### Stated goal
Every record here needs to be written out again exactly.

### Material
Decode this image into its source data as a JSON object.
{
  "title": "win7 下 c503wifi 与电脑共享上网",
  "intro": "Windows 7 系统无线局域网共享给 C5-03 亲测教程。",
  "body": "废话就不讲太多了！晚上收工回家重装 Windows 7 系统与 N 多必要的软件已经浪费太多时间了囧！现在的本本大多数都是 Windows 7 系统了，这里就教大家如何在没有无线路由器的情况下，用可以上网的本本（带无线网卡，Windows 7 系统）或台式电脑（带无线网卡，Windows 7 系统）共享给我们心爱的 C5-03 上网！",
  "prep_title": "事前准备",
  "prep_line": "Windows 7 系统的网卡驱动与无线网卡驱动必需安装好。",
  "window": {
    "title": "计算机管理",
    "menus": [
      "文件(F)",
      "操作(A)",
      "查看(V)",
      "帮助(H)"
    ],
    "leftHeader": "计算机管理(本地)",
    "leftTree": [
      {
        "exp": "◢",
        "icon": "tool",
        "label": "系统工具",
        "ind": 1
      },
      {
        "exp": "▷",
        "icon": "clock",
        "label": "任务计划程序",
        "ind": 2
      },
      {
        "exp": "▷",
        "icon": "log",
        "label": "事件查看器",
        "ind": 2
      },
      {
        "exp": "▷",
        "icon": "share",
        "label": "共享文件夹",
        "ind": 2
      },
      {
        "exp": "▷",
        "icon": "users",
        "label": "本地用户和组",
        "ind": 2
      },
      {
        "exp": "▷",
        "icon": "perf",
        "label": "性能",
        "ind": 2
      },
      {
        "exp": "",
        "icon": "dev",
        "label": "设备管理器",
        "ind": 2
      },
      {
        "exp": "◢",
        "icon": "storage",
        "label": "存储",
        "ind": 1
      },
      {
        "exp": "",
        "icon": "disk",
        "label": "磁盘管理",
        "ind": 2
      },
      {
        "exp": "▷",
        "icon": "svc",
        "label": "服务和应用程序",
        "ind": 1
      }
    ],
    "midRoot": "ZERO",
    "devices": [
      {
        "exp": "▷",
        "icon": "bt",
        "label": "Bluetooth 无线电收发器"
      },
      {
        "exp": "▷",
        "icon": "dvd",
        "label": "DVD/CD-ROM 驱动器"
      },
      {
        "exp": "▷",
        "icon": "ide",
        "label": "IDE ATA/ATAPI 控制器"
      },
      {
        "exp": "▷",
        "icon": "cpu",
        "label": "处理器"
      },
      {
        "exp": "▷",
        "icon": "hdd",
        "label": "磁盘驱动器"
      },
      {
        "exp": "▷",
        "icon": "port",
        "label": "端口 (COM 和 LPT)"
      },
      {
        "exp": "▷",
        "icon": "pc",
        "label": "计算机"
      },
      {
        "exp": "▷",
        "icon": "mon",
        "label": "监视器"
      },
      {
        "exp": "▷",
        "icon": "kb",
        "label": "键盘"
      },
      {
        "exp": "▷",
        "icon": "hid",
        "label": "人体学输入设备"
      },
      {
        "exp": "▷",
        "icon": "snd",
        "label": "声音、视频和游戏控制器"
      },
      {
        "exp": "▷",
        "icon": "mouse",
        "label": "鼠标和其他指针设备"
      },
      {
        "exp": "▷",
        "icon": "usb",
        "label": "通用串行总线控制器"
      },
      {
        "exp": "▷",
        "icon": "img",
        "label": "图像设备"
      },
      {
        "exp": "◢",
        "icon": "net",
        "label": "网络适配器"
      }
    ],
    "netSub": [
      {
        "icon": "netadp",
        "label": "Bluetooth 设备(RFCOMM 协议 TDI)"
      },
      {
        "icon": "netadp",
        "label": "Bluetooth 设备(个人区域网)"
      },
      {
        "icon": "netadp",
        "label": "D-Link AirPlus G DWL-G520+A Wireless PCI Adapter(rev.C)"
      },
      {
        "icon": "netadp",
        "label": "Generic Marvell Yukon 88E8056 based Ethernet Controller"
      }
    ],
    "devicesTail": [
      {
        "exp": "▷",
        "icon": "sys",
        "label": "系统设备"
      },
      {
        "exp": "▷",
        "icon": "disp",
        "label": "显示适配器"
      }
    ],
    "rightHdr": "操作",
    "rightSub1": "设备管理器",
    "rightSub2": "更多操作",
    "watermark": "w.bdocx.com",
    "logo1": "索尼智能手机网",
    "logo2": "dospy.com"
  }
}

### Problem solution
Decode this image into its source data as a JSON object.
{
  "title": "win7 下 c503wifi 与电脑共享上网",
  "intro": "Windows 7 系统无线局域网共享给 C5-03 亲测教程。",
  "body": "废话就不讲太多了！晚上收工回家重装 Windows 7 系统与 N 多必要的软件已经浪费太多时间了囧！现在的本本大多数都是 Windows 7 系统了，这里就教大家如何在没有无线路由器的情况下，用可以上网的本本（带无线网卡，Windows 7 系统）或台式电脑（带无线网卡，Windows 7 系统）共享给我们心爱的 C5-03 上网！",
  "prep_title": "事前准备",
  "prep_line": "Windows 7 系统的网卡驱动与无线网卡驱动必需安装好。",
  "window": {
    "title": "计算机管理",
    "menus": [
      "文件(F)",
      "操作(A)",
      "查看(V)",
      "帮助(H)"
    ],
    "leftHeader": "计算机管理(本地)",
    "leftTree": [
      {
        "exp": "◢",
        "icon": "tool",
        "label": "系统工具",
        "ind": 1
      },
      {
        "exp": "▷",
        "icon": "clock",
        "label": "任务计划程序",
        "ind": 2
      },
      {
        "exp": "▷",
        "icon": "log",
        "label": "事件查看器",
        "ind": 2
      },
      {
        "exp": "▷",
        "icon": "share",
        "label": "共享文件夹",
        "ind": 2
      },
      {
        "exp": "▷",
        "icon": "users",
        "label": "本地用户和组",
        "ind": 2
      },
      {
        "exp": "▷",
        "icon": "perf",
        "label": "性能",
        "ind": 2
      },
      {
        "exp": "",
        "icon": "dev",
        "label": "设备管理器",
        "ind": 2
      },
      {
        "exp": "◢",
        "icon": "storage",
        "label": "存储",
        "ind": 1
      },
      {
        "exp": "",
        "icon": "disk",
        "label": "磁盘管理",
        "ind": 2
      },
      {
        "exp": "▷",
        "icon": "svc",
        "label": "服务和应用程序",
        "ind": 1
      }
    ],
    "midRoot": "ZERO",
    "devices": [
      {
        "exp": "▷",
        "icon": "bt",
        "label": "Bluetooth 无线电收发器"
      },
      {
        "exp": "▷",
        "icon": "dvd",
        "label": "DVD/CD-ROM 驱动器"
      },
      {
        "exp": "▷",
        "icon": "ide",
        "label": "IDE ATA/ATAPI 控制器"
      },
      {
        "exp": "▷",
        "icon": "cpu",
        "label": "处理器"
      },
      {
        "exp": "▷",
        "icon": "hdd",
        "label": "磁盘驱动器"
      },
      {
        "exp": "▷",
        "icon": "port",
        "label": "端口 (COM 和 LPT)"
      },
      {
        "exp": "▷",
        "icon": "pc",
        "label": "计算机"
      },
      {
        "exp": "▷",
        "icon": "mon",
        "label": "监视器"
      },
      {
        "exp": "▷",
        "icon": "kb",
        "label": "键盘"
      },
      {
        "exp": "▷",
        "icon": "hid",
        "label": "人体学输入设备"
      },
      {
        "exp": "▷",
        "icon": "snd",
        "label": "声音、视频和游戏控制器"
      },
      {
        "exp": "▷",
        "icon": "mouse",
        "label": "鼠标和其他指针设备"
      },
      {
        "exp": "▷",
        "icon": "usb",
        "label": "通用串行总线控制器"
      },
      {
        "exp": "▷",
        "icon": "img",
        "label": "图像设备"
      },
      {
        "exp": "◢",
        "icon": "net",
        "label": "网络适配器"
      }
    ],
    "netSub": [
      {
        "icon": "netadp",
        "label": "Bluetooth 设备(RFCOMM 协议 TDI)"
      },
      {
        "icon": "netadp",
        "label": "Bluetooth 设备(个人区域网)"
      },
      {
        "icon": "netadp",
        "label": "D-Link AirPlus G DWL-G520+A Wireless PCI Adapter(rev.C)"
      },
      {
        "icon": "netadp",
        "label": "Generic Marvell Yukon 88E8056 based Ethernet Controller"
      }
    ],
    "devicesTail": [
      {
        "exp": "▷",
        "icon": "sys",
        "label": "系统设备"
      },
      {
        "exp": "▷",
        "icon": "disp",
        "label": "显示适配器"
      }
    ],
    "rightHdr": "操作",
    "rightSub1": "设备管理器",
    "rightSub2": "更多操作",
    "watermark": "w.bdocx.com",
    "logo1": "索尼智能手机网",
    "logo2": "dospy.com"
  }
}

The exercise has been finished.